(Problem statement): Copy out lines with the word "Growth" from the material that follows.

[Dataset rows about figures]
Begin
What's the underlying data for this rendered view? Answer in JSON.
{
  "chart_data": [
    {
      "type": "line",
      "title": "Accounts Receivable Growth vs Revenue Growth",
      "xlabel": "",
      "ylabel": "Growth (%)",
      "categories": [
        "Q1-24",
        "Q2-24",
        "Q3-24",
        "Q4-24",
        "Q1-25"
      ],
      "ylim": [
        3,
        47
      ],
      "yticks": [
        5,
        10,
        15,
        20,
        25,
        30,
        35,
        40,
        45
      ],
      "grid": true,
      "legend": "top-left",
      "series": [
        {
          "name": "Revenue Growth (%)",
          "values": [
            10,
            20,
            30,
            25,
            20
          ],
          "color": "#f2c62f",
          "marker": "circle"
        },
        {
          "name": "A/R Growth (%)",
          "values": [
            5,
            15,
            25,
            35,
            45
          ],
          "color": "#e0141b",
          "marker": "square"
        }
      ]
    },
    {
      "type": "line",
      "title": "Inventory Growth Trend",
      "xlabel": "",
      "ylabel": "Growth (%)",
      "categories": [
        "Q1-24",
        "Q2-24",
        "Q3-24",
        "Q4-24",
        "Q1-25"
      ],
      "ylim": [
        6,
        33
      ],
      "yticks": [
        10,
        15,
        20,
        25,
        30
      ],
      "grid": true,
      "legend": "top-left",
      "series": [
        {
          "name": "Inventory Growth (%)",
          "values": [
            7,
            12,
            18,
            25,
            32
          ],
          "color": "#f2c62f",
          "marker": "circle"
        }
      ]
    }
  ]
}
End
(Output for this task):
      "title": "Accounts Receivable Growth vs Revenue Growth",
      "ylabel": "Growth (%)",
          "name": "Revenue Growth (%)",
          "name": "A/R Growth (%)",
      "title": "Inventory Growth Trend",
      "ylabel": "Growth (%)",
          "name": "Inventory Growth (%)",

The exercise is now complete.